═══ Exercise materials ═══
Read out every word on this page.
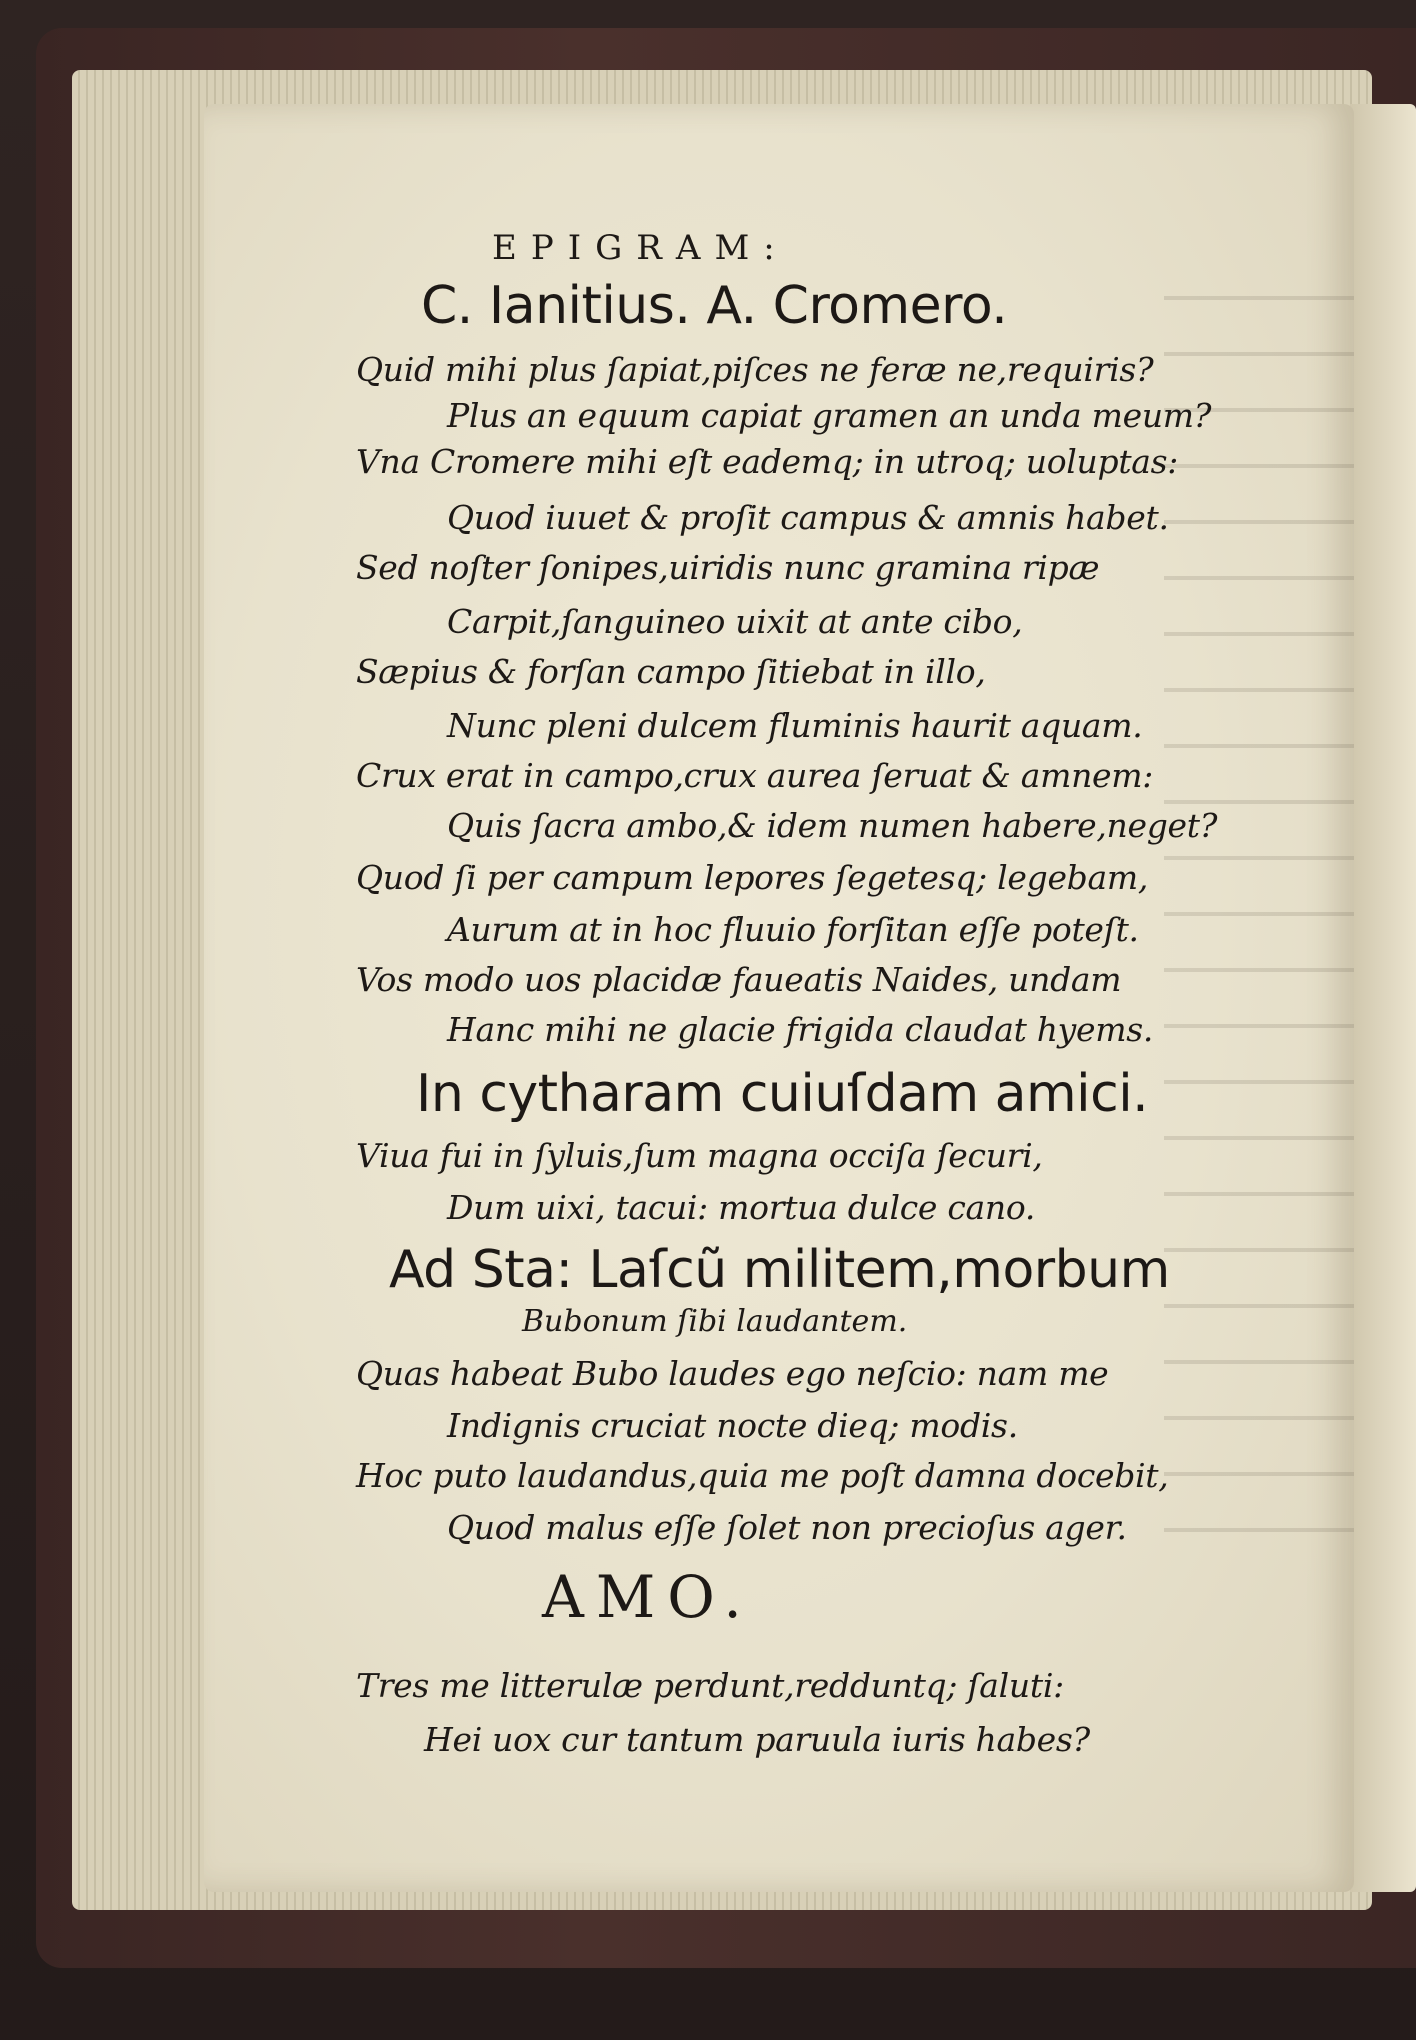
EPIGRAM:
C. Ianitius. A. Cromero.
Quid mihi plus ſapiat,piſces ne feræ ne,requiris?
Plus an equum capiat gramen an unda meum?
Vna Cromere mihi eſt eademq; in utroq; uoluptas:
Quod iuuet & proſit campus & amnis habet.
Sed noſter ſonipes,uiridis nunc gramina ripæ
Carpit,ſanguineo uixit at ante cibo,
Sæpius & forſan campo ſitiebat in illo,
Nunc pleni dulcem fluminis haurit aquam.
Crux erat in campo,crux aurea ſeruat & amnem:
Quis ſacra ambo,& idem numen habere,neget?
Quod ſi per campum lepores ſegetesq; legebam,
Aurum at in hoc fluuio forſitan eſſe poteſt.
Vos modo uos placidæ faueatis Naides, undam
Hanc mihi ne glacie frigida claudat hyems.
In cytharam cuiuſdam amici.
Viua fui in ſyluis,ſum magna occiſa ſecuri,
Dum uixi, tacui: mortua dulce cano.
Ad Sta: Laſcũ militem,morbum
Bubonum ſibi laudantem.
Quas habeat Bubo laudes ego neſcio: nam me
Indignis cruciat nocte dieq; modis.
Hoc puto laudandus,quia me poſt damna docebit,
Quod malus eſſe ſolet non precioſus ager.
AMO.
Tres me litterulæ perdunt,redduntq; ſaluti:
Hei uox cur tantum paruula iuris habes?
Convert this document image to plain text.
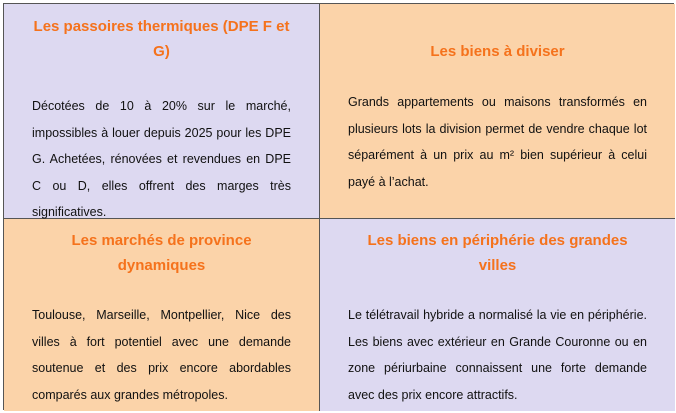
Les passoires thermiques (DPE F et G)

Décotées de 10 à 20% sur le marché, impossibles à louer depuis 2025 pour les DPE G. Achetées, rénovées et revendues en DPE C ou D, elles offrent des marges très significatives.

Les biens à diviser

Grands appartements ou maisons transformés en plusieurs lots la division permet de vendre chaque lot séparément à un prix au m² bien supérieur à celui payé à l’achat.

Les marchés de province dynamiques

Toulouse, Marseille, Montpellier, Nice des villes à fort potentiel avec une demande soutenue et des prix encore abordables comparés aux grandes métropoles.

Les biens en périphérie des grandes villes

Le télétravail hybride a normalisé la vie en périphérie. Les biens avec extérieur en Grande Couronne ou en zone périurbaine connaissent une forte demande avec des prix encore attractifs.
═══
• Task details:
Return, from the data, each line that has the word "encore" in it.

• Task solution:
Toulouse, Marseille, Montpellier, Nice des villes à fort potentiel avec une demande soutenue et des prix encore abordables comparés aux grandes métropoles.
Le télétravail hybride a normalisé la vie en périphérie. Les biens avec extérieur en Grande Couronne ou en zone périurbaine connaissent une forte demande avec des prix encore attractifs.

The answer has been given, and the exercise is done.